* BEGIN Provided data *

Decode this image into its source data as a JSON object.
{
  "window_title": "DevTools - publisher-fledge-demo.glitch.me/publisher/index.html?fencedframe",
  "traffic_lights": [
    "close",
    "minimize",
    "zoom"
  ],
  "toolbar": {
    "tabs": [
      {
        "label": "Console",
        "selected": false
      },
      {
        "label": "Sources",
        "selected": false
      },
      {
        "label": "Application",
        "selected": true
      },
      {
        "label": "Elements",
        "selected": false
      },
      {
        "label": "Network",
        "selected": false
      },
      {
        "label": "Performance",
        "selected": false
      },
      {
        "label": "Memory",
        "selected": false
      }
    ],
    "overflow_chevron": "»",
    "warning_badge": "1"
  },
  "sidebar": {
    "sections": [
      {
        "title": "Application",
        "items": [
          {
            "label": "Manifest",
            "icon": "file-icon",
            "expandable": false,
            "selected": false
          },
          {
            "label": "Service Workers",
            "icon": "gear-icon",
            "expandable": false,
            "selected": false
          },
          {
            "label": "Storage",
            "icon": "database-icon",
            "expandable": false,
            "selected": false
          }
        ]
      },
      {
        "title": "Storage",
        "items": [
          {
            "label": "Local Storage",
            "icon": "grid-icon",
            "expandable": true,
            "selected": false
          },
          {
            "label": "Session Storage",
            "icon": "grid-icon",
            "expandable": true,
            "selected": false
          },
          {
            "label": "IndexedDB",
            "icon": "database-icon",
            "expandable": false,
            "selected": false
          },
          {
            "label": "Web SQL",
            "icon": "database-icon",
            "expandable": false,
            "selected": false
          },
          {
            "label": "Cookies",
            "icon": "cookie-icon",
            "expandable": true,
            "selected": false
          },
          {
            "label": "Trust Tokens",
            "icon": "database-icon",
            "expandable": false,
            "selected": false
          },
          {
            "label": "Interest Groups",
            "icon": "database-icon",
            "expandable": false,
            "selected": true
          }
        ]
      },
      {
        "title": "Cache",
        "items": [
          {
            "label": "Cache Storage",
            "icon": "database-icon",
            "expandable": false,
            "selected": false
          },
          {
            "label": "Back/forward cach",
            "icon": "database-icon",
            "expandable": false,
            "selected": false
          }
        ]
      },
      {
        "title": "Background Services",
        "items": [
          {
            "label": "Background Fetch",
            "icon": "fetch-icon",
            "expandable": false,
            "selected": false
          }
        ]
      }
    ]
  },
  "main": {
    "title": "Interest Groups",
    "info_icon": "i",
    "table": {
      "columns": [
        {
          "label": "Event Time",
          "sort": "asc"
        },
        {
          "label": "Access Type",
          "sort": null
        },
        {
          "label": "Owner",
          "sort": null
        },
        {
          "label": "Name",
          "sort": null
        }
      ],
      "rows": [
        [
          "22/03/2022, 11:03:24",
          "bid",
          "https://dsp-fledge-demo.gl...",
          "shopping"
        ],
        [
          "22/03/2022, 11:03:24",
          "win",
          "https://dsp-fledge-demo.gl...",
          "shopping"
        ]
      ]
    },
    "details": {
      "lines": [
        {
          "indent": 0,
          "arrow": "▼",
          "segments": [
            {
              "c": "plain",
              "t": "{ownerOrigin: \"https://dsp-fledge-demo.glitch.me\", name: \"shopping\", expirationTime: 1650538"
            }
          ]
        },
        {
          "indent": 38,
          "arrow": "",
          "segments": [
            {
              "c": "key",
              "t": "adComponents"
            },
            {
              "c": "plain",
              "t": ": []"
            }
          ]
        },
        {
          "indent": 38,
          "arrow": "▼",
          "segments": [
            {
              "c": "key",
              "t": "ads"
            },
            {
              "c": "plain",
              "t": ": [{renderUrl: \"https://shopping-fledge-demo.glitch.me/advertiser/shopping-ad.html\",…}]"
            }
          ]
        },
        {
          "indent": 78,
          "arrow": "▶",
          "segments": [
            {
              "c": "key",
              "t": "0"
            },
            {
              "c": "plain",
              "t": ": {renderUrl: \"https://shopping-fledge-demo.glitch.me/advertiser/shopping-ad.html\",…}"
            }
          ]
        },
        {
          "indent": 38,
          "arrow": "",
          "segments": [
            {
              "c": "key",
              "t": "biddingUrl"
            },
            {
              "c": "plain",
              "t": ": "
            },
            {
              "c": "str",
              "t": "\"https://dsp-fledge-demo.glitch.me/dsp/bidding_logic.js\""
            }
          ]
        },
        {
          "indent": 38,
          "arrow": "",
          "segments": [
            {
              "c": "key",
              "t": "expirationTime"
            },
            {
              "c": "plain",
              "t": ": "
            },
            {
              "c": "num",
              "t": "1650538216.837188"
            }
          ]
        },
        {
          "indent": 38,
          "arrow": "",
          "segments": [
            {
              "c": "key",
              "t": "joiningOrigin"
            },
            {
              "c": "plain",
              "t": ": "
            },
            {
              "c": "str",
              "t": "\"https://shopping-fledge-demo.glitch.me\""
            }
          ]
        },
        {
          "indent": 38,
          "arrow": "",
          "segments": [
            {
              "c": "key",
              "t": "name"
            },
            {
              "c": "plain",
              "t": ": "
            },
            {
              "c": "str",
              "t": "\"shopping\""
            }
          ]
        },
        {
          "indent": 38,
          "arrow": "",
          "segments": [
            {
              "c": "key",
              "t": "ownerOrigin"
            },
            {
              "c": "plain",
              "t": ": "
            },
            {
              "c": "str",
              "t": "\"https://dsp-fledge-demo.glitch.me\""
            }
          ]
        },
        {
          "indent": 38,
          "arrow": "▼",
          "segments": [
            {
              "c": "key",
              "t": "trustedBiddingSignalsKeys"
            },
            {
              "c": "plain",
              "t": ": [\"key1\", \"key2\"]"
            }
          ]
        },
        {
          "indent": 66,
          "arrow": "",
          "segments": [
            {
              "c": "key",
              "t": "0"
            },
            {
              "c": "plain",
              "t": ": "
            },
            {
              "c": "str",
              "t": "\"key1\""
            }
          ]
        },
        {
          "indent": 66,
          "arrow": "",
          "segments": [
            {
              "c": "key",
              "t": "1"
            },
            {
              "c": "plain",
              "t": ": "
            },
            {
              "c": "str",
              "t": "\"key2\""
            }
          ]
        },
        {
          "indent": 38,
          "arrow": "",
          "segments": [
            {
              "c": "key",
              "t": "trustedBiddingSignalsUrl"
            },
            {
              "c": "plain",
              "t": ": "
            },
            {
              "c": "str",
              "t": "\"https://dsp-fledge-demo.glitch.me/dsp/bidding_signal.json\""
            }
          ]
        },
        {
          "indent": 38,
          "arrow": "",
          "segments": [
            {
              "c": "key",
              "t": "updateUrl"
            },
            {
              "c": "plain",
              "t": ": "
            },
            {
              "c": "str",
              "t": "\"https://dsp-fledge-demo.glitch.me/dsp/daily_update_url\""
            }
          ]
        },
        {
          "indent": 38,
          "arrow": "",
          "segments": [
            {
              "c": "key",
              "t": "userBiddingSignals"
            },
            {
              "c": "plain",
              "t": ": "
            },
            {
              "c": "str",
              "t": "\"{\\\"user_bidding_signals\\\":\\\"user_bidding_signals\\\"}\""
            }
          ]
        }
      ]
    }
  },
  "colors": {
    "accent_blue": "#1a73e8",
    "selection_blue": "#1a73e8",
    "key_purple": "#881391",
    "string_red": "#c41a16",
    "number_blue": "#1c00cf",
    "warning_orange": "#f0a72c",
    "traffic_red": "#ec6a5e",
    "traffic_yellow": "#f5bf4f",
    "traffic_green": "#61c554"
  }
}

* END Provided data *

Exercise prompt >>
Where a line above holds the string "Groups", show that line.

The completed task >>
            "label": "Interest Groups",
    "title": "Interest Groups",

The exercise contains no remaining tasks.